Data shown:

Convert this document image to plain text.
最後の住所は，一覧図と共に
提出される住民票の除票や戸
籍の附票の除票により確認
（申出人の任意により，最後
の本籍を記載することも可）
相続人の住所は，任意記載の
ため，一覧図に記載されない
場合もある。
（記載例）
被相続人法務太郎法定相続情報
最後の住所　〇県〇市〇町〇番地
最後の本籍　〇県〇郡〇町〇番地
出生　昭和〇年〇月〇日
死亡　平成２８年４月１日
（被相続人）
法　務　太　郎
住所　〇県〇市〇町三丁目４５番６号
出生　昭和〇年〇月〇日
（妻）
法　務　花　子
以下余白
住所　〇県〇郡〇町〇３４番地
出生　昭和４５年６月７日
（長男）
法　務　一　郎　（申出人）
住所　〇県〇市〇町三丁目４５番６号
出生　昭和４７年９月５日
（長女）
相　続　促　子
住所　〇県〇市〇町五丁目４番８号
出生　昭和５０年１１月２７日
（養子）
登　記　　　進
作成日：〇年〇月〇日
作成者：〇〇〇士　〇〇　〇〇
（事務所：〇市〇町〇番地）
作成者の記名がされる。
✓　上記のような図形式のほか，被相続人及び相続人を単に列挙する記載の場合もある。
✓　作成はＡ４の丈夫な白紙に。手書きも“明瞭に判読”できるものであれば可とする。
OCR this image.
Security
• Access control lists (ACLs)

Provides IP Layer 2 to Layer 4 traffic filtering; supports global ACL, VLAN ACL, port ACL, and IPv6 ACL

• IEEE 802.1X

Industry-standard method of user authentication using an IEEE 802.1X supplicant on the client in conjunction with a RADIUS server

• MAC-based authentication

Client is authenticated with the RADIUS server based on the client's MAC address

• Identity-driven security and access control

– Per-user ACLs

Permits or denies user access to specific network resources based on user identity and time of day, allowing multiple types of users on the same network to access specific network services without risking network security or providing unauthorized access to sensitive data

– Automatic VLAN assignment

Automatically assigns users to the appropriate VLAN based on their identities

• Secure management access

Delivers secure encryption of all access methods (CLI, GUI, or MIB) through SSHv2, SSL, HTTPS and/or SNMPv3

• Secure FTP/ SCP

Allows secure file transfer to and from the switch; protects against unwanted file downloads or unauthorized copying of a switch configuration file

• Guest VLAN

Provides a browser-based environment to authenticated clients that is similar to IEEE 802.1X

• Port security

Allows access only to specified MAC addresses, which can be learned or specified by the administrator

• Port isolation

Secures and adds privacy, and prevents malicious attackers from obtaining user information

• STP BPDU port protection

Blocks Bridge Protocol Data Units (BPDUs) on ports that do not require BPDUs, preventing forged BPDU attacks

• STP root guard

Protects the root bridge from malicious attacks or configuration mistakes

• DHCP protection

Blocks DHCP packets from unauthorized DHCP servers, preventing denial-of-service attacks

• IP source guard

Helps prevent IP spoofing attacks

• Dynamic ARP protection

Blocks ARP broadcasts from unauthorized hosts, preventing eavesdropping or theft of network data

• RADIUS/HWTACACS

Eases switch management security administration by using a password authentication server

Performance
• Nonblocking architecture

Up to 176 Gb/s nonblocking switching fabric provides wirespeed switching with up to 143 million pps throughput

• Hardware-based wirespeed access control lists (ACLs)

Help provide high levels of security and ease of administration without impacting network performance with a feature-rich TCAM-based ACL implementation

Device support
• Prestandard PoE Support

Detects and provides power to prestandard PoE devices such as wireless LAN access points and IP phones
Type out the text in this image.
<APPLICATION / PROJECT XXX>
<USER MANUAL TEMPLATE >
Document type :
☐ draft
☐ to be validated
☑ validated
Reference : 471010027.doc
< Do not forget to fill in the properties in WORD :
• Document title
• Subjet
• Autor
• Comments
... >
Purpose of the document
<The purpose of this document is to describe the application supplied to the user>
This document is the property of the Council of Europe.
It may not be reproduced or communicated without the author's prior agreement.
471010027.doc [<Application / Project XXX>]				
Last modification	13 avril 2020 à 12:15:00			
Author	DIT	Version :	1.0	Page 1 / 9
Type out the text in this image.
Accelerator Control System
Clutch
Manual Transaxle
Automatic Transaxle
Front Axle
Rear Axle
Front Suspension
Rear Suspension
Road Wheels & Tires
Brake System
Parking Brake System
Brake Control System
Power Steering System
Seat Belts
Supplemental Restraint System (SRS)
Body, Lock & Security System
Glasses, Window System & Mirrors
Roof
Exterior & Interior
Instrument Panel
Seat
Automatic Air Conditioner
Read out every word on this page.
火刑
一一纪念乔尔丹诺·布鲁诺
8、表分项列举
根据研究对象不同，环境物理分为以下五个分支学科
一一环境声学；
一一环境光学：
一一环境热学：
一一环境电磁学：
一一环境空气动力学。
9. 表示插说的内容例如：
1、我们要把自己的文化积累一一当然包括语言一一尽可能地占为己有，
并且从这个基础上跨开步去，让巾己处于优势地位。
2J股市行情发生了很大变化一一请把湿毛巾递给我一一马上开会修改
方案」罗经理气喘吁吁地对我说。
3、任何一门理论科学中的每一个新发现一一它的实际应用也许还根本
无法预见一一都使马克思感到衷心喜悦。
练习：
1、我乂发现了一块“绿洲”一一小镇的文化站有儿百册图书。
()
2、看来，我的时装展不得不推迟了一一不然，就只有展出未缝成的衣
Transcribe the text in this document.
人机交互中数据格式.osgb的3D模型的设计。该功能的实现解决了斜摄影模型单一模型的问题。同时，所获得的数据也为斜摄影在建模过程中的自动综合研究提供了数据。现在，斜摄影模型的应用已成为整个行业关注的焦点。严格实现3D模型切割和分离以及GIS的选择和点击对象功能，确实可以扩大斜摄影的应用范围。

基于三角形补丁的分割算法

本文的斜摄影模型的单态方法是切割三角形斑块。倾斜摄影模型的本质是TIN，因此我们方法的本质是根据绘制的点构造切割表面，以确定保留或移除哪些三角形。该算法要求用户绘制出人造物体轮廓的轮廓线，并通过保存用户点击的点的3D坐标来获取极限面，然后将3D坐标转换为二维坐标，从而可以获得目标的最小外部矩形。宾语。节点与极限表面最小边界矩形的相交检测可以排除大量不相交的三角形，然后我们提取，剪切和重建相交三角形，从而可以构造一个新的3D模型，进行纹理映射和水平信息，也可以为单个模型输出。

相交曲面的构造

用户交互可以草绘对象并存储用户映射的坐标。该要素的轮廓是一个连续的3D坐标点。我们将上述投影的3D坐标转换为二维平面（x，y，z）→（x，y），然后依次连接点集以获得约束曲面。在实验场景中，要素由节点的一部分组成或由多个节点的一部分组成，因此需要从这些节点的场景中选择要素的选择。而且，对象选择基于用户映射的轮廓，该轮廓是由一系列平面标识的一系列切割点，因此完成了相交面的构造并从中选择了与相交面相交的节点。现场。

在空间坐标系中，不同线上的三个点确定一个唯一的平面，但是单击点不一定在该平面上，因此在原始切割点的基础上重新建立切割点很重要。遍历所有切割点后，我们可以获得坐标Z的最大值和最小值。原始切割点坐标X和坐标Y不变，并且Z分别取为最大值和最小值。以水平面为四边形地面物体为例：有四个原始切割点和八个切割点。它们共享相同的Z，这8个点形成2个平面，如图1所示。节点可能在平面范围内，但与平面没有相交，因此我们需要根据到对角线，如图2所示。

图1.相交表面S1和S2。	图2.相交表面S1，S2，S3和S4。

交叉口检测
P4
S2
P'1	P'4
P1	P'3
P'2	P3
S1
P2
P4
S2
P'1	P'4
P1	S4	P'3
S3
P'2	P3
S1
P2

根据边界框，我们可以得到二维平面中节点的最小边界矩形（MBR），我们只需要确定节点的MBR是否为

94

Given problem: Go through the entries and repeat each one exactly.

Reply to the exercise:
Convert this document image to plain text.
最後の住所は，一覧図と共に
提出される住民票の除票や戸
籍の附票の除票により確認
（申出人の任意により，最後
の本籍を記載することも可）
相続人の住所は，任意記載の
ため，一覧図に記載されない
場合もある。
（記載例）
被相続人法務太郎法定相続情報
最後の住所　〇県〇市〇町〇番地
最後の本籍　〇県〇郡〇町〇番地
出生　昭和〇年〇月〇日
死亡　平成２８年４月１日
（被相続人）
法　務　太　郎
住所　〇県〇市〇町三丁目４５番６号
出生　昭和〇年〇月〇日
（妻）
法　務　花　子
以下余白
住所　〇県〇郡〇町〇３４番地
出生　昭和４５年６月７日
（長男）
法　務　一　郎　（申出人）
住所　〇県〇市〇町三丁目４５番６号
出生　昭和４７年９月５日
（長女）
相　続　促　子
住所　〇県〇市〇町五丁目４番８号
出生　昭和５０年１１月２７日
（養子）
登　記　　　進
作成日：〇年〇月〇日
作成者：〇〇〇士　〇〇　〇〇
（事務所：〇市〇町〇番地）
作成者の記名がされる。
✓　上記のような図形式のほか，被相続人及び相続人を単に列挙する記載の場合もある。
✓　作成はＡ４の丈夫な白紙に。手書きも“明瞭に判読”できるものであれば可とする。
OCR this image.
Security
• Access control lists (ACLs)

Provides IP Layer 2 to Layer 4 traffic filtering; supports global ACL, VLAN ACL, port ACL, and IPv6 ACL

• IEEE 802.1X

Industry-standard method of user authentication using an IEEE 802.1X supplicant on the client in conjunction with a RADIUS server

• MAC-based authentication

Client is authenticated with the RADIUS server based on the client's MAC address

• Identity-driven security and access control

– Per-user ACLs

Permits or denies user access to specific network resources based on user identity and time of day, allowing multiple types of users on the same network to access specific network services without risking network security or providing unauthorized access to sensitive data

– Automatic VLAN assignment

Automatically assigns users to the appropriate VLAN based on their identities

• Secure management access

Delivers secure encryption of all access methods (CLI, GUI, or MIB) through SSHv2, SSL, HTTPS and/or SNMPv3

• Secure FTP/ SCP

Allows secure file transfer to and from the switch; protects against unwanted file downloads or unauthorized copying of a switch configuration file

• Guest VLAN

Provides a browser-based environment to authenticated clients that is similar to IEEE 802.1X

• Port security

Allows access only to specified MAC addresses, which can be learned or specified by the administrator

• Port isolation

Secures and adds privacy, and prevents malicious attackers from obtaining user information

• STP BPDU port protection

Blocks Bridge Protocol Data Units (BPDUs) on ports that do not require BPDUs, preventing forged BPDU attacks

• STP root guard

Protects the root bridge from malicious attacks or configuration mistakes

• DHCP protection

Blocks DHCP packets from unauthorized DHCP servers, preventing denial-of-service attacks

• IP source guard

Helps prevent IP spoofing attacks

• Dynamic ARP protection

Blocks ARP broadcasts from unauthorized hosts, preventing eavesdropping or theft of network data

• RADIUS/HWTACACS

Eases switch management security administration by using a password authentication server

Performance
• Nonblocking architecture

Up to 176 Gb/s nonblocking switching fabric provides wirespeed switching with up to 143 million pps throughput

• Hardware-based wirespeed access control lists (ACLs)

Help provide high levels of security and ease of administration without impacting network performance with a feature-rich TCAM-based ACL implementation

Device support
• Prestandard PoE Support

Detects and provides power to prestandard PoE devices such as wireless LAN access points and IP phones
Type out the text in this image.
<APPLICATION / PROJECT XXX>
<USER MANUAL TEMPLATE >
Document type :
☐ draft
☐ to be validated
☑ validated
Reference : 471010027.doc
< Do not forget to fill in the properties in WORD :
• Document title
• Subjet
• Autor
• Comments
... >
Purpose of the document
<The purpose of this document is to describe the application supplied to the user>
This document is the property of the Council of Europe.
It may not be reproduced or communicated without the author's prior agreement.
471010027.doc [<Application / Project XXX>]				
Last modification	13 avril 2020 à 12:15:00			
Author	DIT	Version :	1.0	Page 1 / 9
Type out the text in this image.
Accelerator Control System
Clutch
Manual Transaxle
Automatic Transaxle
Front Axle
Rear Axle
Front Suspension
Rear Suspension
Road Wheels & Tires
Brake System
Parking Brake System
Brake Control System
Power Steering System
Seat Belts
Supplemental Restraint System (SRS)
Body, Lock & Security System
Glasses, Window System & Mirrors
Roof
Exterior & Interior
Instrument Panel
Seat
Automatic Air Conditioner
Read out every word on this page.
火刑
一一纪念乔尔丹诺·布鲁诺
8、表分项列举
根据研究对象不同，环境物理分为以下五个分支学科
一一环境声学；
一一环境光学：
一一环境热学：
一一环境电磁学：
一一环境空气动力学。
9. 表示插说的内容例如：
1、我们要把自己的文化积累一一当然包括语言一一尽可能地占为己有，
并且从这个基础上跨开步去，让巾己处于优势地位。
2J股市行情发生了很大变化一一请把湿毛巾递给我一一马上开会修改
方案」罗经理气喘吁吁地对我说。
3、任何一门理论科学中的每一个新发现一一它的实际应用也许还根本
无法预见一一都使马克思感到衷心喜悦。
练习：
1、我乂发现了一块“绿洲”一一小镇的文化站有儿百册图书。
()
2、看来，我的时装展不得不推迟了一一不然，就只有展出未缝成的衣
Transcribe the text in this document.
人机交互中数据格式.osgb的3D模型的设计。该功能的实现解决了斜摄影模型单一模型的问题。同时，所获得的数据也为斜摄影在建模过程中的自动综合研究提供了数据。现在，斜摄影模型的应用已成为整个行业关注的焦点。严格实现3D模型切割和分离以及GIS的选择和点击对象功能，确实可以扩大斜摄影的应用范围。

基于三角形补丁的分割算法

本文的斜摄影模型的单态方法是切割三角形斑块。倾斜摄影模型的本质是TIN，因此我们方法的本质是根据绘制的点构造切割表面，以确定保留或移除哪些三角形。该算法要求用户绘制出人造物体轮廓的轮廓线，并通过保存用户点击的点的3D坐标来获取极限面，然后将3D坐标转换为二维坐标，从而可以获得目标的最小外部矩形。宾语。节点与极限表面最小边界矩形的相交检测可以排除大量不相交的三角形，然后我们提取，剪切和重建相交三角形，从而可以构造一个新的3D模型，进行纹理映射和水平信息，也可以为单个模型输出。

相交曲面的构造

用户交互可以草绘对象并存储用户映射的坐标。该要素的轮廓是一个连续的3D坐标点。我们将上述投影的3D坐标转换为二维平面（x，y，z）→（x，y），然后依次连接点集以获得约束曲面。在实验场景中，要素由节点的一部分组成或由多个节点的一部分组成，因此需要从这些节点的场景中选择要素的选择。而且，对象选择基于用户映射的轮廓，该轮廓是由一系列平面标识的一系列切割点，因此完成了相交面的构造并从中选择了与相交面相交的节点。现场。

在空间坐标系中，不同线上的三个点确定一个唯一的平面，但是单击点不一定在该平面上，因此在原始切割点的基础上重新建立切割点很重要。遍历所有切割点后，我们可以获得坐标Z的最大值和最小值。原始切割点坐标X和坐标Y不变，并且Z分别取为最大值和最小值。以水平面为四边形地面物体为例：有四个原始切割点和八个切割点。它们共享相同的Z，这8个点形成2个平面，如图1所示。节点可能在平面范围内，但与平面没有相交，因此我们需要根据到对角线，如图2所示。

图1.相交表面S1和S2。	图2.相交表面S1，S2，S3和S4。

交叉口检测
P4
S2
P'1	P'4
P1	P'3
P'2	P3
S1
P2
P4
S2
P'1	P'4
P1	S4	P'3
S3
P'2	P3
S1
P2

根据边界框，我们可以得到二维平面中节点的最小边界矩形（MBR），我们只需要确定节点的MBR是否为

94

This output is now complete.